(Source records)
-- Start --

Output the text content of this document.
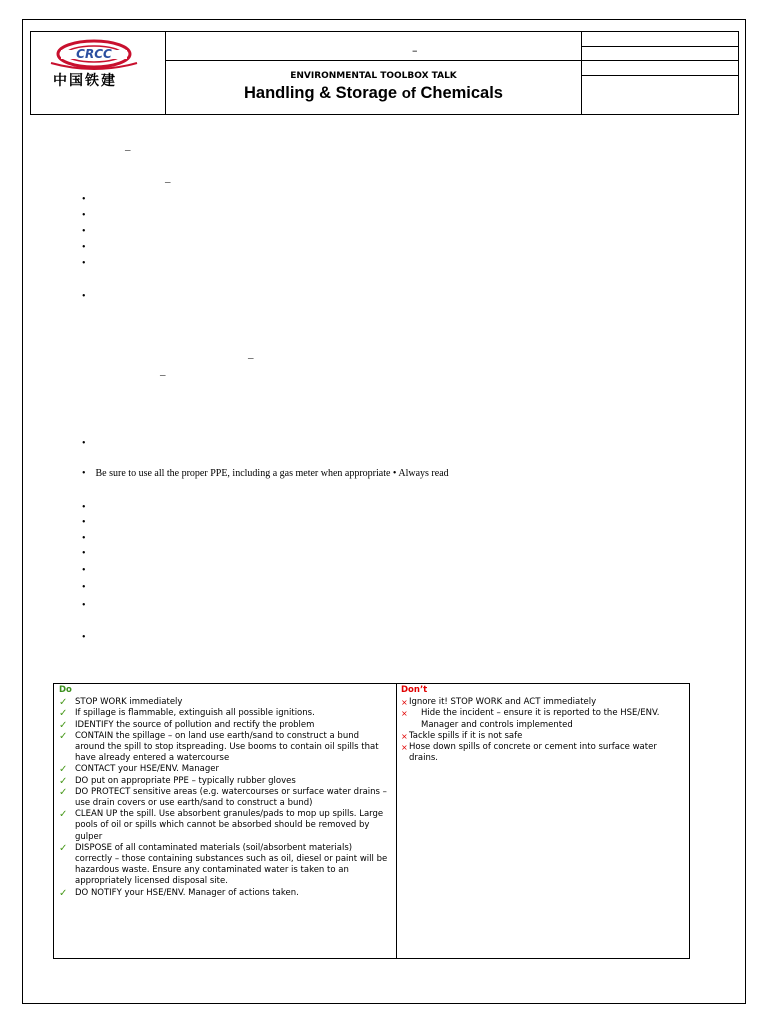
CRCC
中国铁建
–
ENVIRONMENTAL TOOLBOX TALK
Handling & Storage of Chemicals
–
–
•
•
•
•
•
•
–
–
•
• Be sure to use all the proper PPE, including a gas meter when appropriate • Always read
•
•
•
•
•
•
•
•
Do
✓ STOP WORK immediately
✓ If spillage is flammable, extinguish all possible ignitions.
✓ IDENTIFY the source of pollution and rectify the problem
✓ CONTAIN the spillage – on land use earth/sand to construct a bund around the spill to stop itspreading. Use booms to contain oil spills that have already entered a watercourse
✓ CONTACT your HSE/ENV. Manager
✓ DO put on appropriate PPE – typically rubber gloves
✓ DO PROTECT sensitive areas (e.g. watercourses or surface water drains – use drain covers or use earth/sand to construct a bund)
✓ CLEAN UP the spill. Use absorbent granules/pads to mop up spills. Large pools of oil or spills which cannot be absorbed should be removed by gulper
✓ DISPOSE of all contaminated materials (soil/absorbent materials) correctly – those containing substances such as oil, diesel or paint will be hazardous waste. Ensure any contaminated water is taken to an appropriately licensed disposal site.
✓ DO NOTIFY your HSE/ENV. Manager of actions taken.
Don’t
× Ignore it! STOP WORK and ACT immediately
× Hide the incident – ensure it is reported to the HSE/ENV. Manager and controls implemented
× Tackle spills if it is not safe
× Hose down spills of concrete or cement into surface water drains.
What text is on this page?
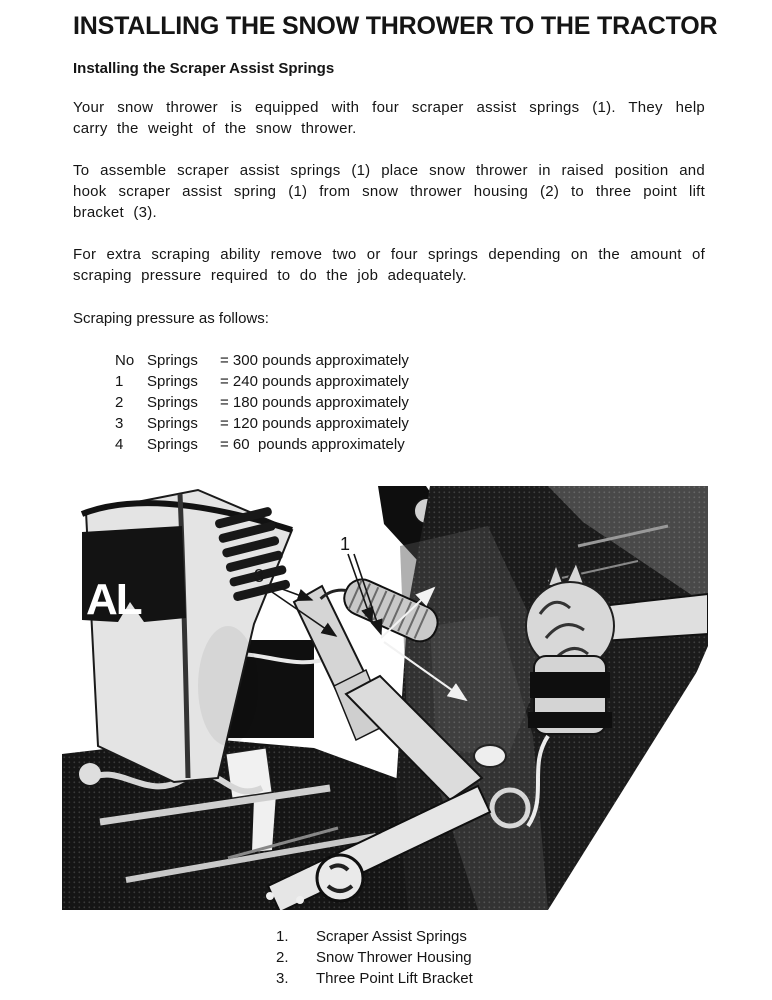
INSTALLING THE SNOW THROWER TO THE TRACTOR
Installing the Scraper Assist Springs

Your snow thrower is equipped with four scraper assist springs (1). They help carry the weight of the snow thrower.

To assemble scraper assist springs (1) place snow thrower in raised position and hook scraper assist spring (1) from snow thrower housing (2) to three point lift bracket (3).

For extra scraping ability remove two or four springs depending on the amount of scraping pressure required to do the job adequately.

Scraping pressure as follows:

No Springs	= 300 pounds approximately
1	Springs	= 240 pounds approximately
2	Springs	= 180 pounds approximately
3	Springs	= 120 pounds approximately
4	Springs	= 60  pounds approximately
AL	3
1
1.	Scraper Assist Springs
2.	Snow Thrower Housing
3.	Three Point Lift Bracket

-- End --

Leaving the pictures aside, transcribe the entire listing exactly.

- ANSWER TO THE PROBLEM:
Output the text content of this document.
CRCC
中国铁建
–
ENVIRONMENTAL TOOLBOX TALK
Handling & Storage of Chemicals
–
–
•
•
•
•
•
•
–
–
•
• Be sure to use all the proper PPE, including a gas meter when appropriate • Always read
•
•
•
•
•
•
•
•
Do
✓ STOP WORK immediately
✓ If spillage is flammable, extinguish all possible ignitions.
✓ IDENTIFY the source of pollution and rectify the problem
✓ CONTAIN the spillage – on land use earth/sand to construct a bund around the spill to stop itspreading. Use booms to contain oil spills that have already entered a watercourse
✓ CONTACT your HSE/ENV. Manager
✓ DO put on appropriate PPE – typically rubber gloves
✓ DO PROTECT sensitive areas (e.g. watercourses or surface water drains – use drain covers or use earth/sand to construct a bund)
✓ CLEAN UP the spill. Use absorbent granules/pads to mop up spills. Large pools of oil or spills which cannot be absorbed should be removed by gulper
✓ DISPOSE of all contaminated materials (soil/absorbent materials) correctly – those containing substances such as oil, diesel or paint will be hazardous waste. Ensure any contaminated water is taken to an appropriately licensed disposal site.
✓ DO NOTIFY your HSE/ENV. Manager of actions taken.
Don’t
× Ignore it! STOP WORK and ACT immediately
× Hide the incident – ensure it is reported to the HSE/ENV. Manager and controls implemented
× Tackle spills if it is not safe
× Hose down spills of concrete or cement into surface water drains.
What text is on this page?
INSTALLING THE SNOW THROWER TO THE TRACTOR
Installing the Scraper Assist Springs

Your snow thrower is equipped with four scraper assist springs (1). They help carry the weight of the snow thrower.

To assemble scraper assist springs (1) place snow thrower in raised position and hook scraper assist spring (1) from snow thrower housing (2) to three point lift bracket (3).

For extra scraping ability remove two or four springs depending on the amount of scraping pressure required to do the job adequately.

Scraping pressure as follows:

No Springs	= 300 pounds approximately
1	Springs	= 240 pounds approximately
2	Springs	= 180 pounds approximately
3	Springs	= 120 pounds approximately
4	Springs	= 60  pounds approximately
AL	3
1
1.	Scraper Assist Springs
2.	Snow Thrower Housing
3.	Three Point Lift Bracket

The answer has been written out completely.